**Aim of the exercise**
Keep the images out and copy every entry below exactly.

**Source data**
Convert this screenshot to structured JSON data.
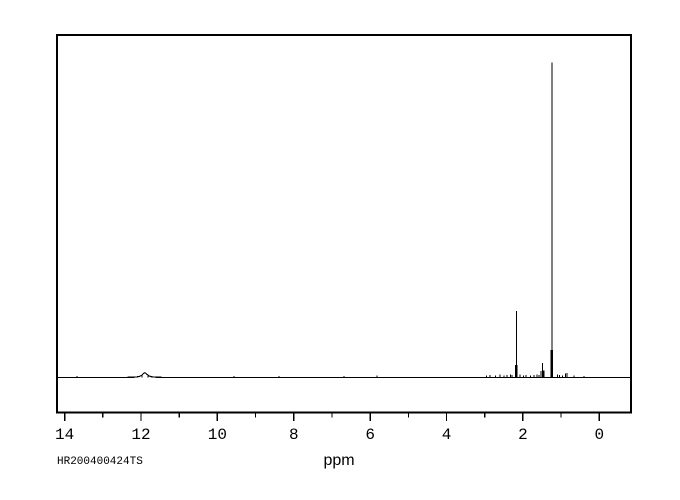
{
  "window": {
    "background_color": "#ffffff",
    "trace_color": "#000000"
  },
  "chart_data": {
    "type": "line",
    "kind": "1H NMR spectrum",
    "title": "",
    "xlabel": "ppm",
    "ylabel": "",
    "sample_id": "HR200400424TS",
    "grid": false,
    "legend": false,
    "x_axis": {
      "xlim_left": 14.2,
      "xlim_right": -0.83,
      "major_ticks": [
        14,
        12,
        10,
        8,
        6,
        4,
        2,
        0
      ],
      "minor_ticks": [
        13,
        11,
        9,
        7,
        5,
        3,
        1
      ]
    },
    "peaks": [
      {
        "name": "broad-oh-hump",
        "type": "broad",
        "ppm": 11.9,
        "rel": 0.015,
        "width_ppm": 0.08
      },
      {
        "name": "peak-2.17",
        "type": "sharp",
        "base_rel": 0.04,
        "lines": [
          {
            "ppm": 2.17,
            "rel": 0.211
          }
        ]
      },
      {
        "name": "multiplet-1.49",
        "type": "sharp",
        "lines": [
          {
            "ppm": 1.525,
            "rel": 0.02
          },
          {
            "ppm": 1.49,
            "rel": 0.046
          },
          {
            "ppm": 1.455,
            "rel": 0.022
          }
        ]
      },
      {
        "name": "main-peak-1.24",
        "type": "sharp",
        "base_rel": 0.088,
        "lines": [
          {
            "ppm": 1.24,
            "rel": 1.0
          }
        ]
      },
      {
        "name": "ch3-bump-0.86",
        "type": "sharp",
        "lines": [
          {
            "ppm": 0.885,
            "rel": 0.012
          },
          {
            "ppm": 0.845,
            "rel": 0.015
          }
        ]
      }
    ],
    "noise_points": [
      {
        "ppm": 13.68,
        "rel": 0.005
      },
      {
        "ppm": 11.98,
        "rel": 0.006
      },
      {
        "ppm": 11.82,
        "rel": 0.005
      },
      {
        "ppm": 9.56,
        "rel": 0.005
      },
      {
        "ppm": 8.39,
        "rel": 0.005
      },
      {
        "ppm": 6.69,
        "rel": 0.005
      },
      {
        "ppm": 5.82,
        "rel": 0.007
      },
      {
        "ppm": 2.95,
        "rel": 0.006
      },
      {
        "ppm": 2.86,
        "rel": 0.008
      },
      {
        "ppm": 2.72,
        "rel": 0.006
      },
      {
        "ppm": 2.6,
        "rel": 0.009
      },
      {
        "ppm": 2.5,
        "rel": 0.007
      },
      {
        "ppm": 2.42,
        "rel": 0.008
      },
      {
        "ppm": 2.33,
        "rel": 0.01
      },
      {
        "ppm": 2.28,
        "rel": 0.008
      },
      {
        "ppm": 2.08,
        "rel": 0.009
      },
      {
        "ppm": 1.99,
        "rel": 0.007
      },
      {
        "ppm": 1.92,
        "rel": 0.008
      },
      {
        "ppm": 1.8,
        "rel": 0.007
      },
      {
        "ppm": 1.71,
        "rel": 0.008
      },
      {
        "ppm": 1.63,
        "rel": 0.01
      },
      {
        "ppm": 1.58,
        "rel": 0.008
      },
      {
        "ppm": 1.1,
        "rel": 0.01
      },
      {
        "ppm": 1.04,
        "rel": 0.008
      },
      {
        "ppm": 0.97,
        "rel": 0.006
      },
      {
        "ppm": 0.66,
        "rel": 0.006
      },
      {
        "ppm": 0.4,
        "rel": 0.005
      }
    ]
  }
}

**Reply**
Convert this screenshot to structured JSON data.
{
  "window": {
    "background_color": "#ffffff",
    "trace_color": "#000000"
  },
  "chart_data": {
    "type": "line",
    "kind": "1H NMR spectrum",
    "title": "",
    "xlabel": "ppm",
    "ylabel": "",
    "sample_id": "HR200400424TS",
    "grid": false,
    "legend": false,
    "x_axis": {
      "xlim_left": 14.2,
      "xlim_right": -0.83,
      "major_ticks": [
        14,
        12,
        10,
        8,
        6,
        4,
        2,
        0
      ],
      "minor_ticks": [
        13,
        11,
        9,
        7,
        5,
        3,
        1
      ]
    },
    "peaks": [
      {
        "name": "broad-oh-hump",
        "type": "broad",
        "ppm": 11.9,
        "rel": 0.015,
        "width_ppm": 0.08
      },
      {
        "name": "peak-2.17",
        "type": "sharp",
        "base_rel": 0.04,
        "lines": [
          {
            "ppm": 2.17,
            "rel": 0.211
          }
        ]
      },
      {
        "name": "multiplet-1.49",
        "type": "sharp",
        "lines": [
          {
            "ppm": 1.525,
            "rel": 0.02
          },
          {
            "ppm": 1.49,
            "rel": 0.046
          },
          {
            "ppm": 1.455,
            "rel": 0.022
          }
        ]
      },
      {
        "name": "main-peak-1.24",
        "type": "sharp",
        "base_rel": 0.088,
        "lines": [
          {
            "ppm": 1.24,
            "rel": 1.0
          }
        ]
      },
      {
        "name": "ch3-bump-0.86",
        "type": "sharp",
        "lines": [
          {
            "ppm": 0.885,
            "rel": 0.012
          },
          {
            "ppm": 0.845,
            "rel": 0.015
          }
        ]
      }
    ],
    "noise_points": [
      {
        "ppm": 13.68,
        "rel": 0.005
      },
      {
        "ppm": 11.98,
        "rel": 0.006
      },
      {
        "ppm": 11.82,
        "rel": 0.005
      },
      {
        "ppm": 9.56,
        "rel": 0.005
      },
      {
        "ppm": 8.39,
        "rel": 0.005
      },
      {
        "ppm": 6.69,
        "rel": 0.005
      },
      {
        "ppm": 5.82,
        "rel": 0.007
      },
      {
        "ppm": 2.95,
        "rel": 0.006
      },
      {
        "ppm": 2.86,
        "rel": 0.008
      },
      {
        "ppm": 2.72,
        "rel": 0.006
      },
      {
        "ppm": 2.6,
        "rel": 0.009
      },
      {
        "ppm": 2.5,
        "rel": 0.007
      },
      {
        "ppm": 2.42,
        "rel": 0.008
      },
      {
        "ppm": 2.33,
        "rel": 0.01
      },
      {
        "ppm": 2.28,
        "rel": 0.008
      },
      {
        "ppm": 2.08,
        "rel": 0.009
      },
      {
        "ppm": 1.99,
        "rel": 0.007
      },
      {
        "ppm": 1.92,
        "rel": 0.008
      },
      {
        "ppm": 1.8,
        "rel": 0.007
      },
      {
        "ppm": 1.71,
        "rel": 0.008
      },
      {
        "ppm": 1.63,
        "rel": 0.01
      },
      {
        "ppm": 1.58,
        "rel": 0.008
      },
      {
        "ppm": 1.1,
        "rel": 0.01
      },
      {
        "ppm": 1.04,
        "rel": 0.008
      },
      {
        "ppm": 0.97,
        "rel": 0.006
      },
      {
        "ppm": 0.66,
        "rel": 0.006
      },
      {
        "ppm": 0.4,
        "rel": 0.005
      }
    ]
  }
}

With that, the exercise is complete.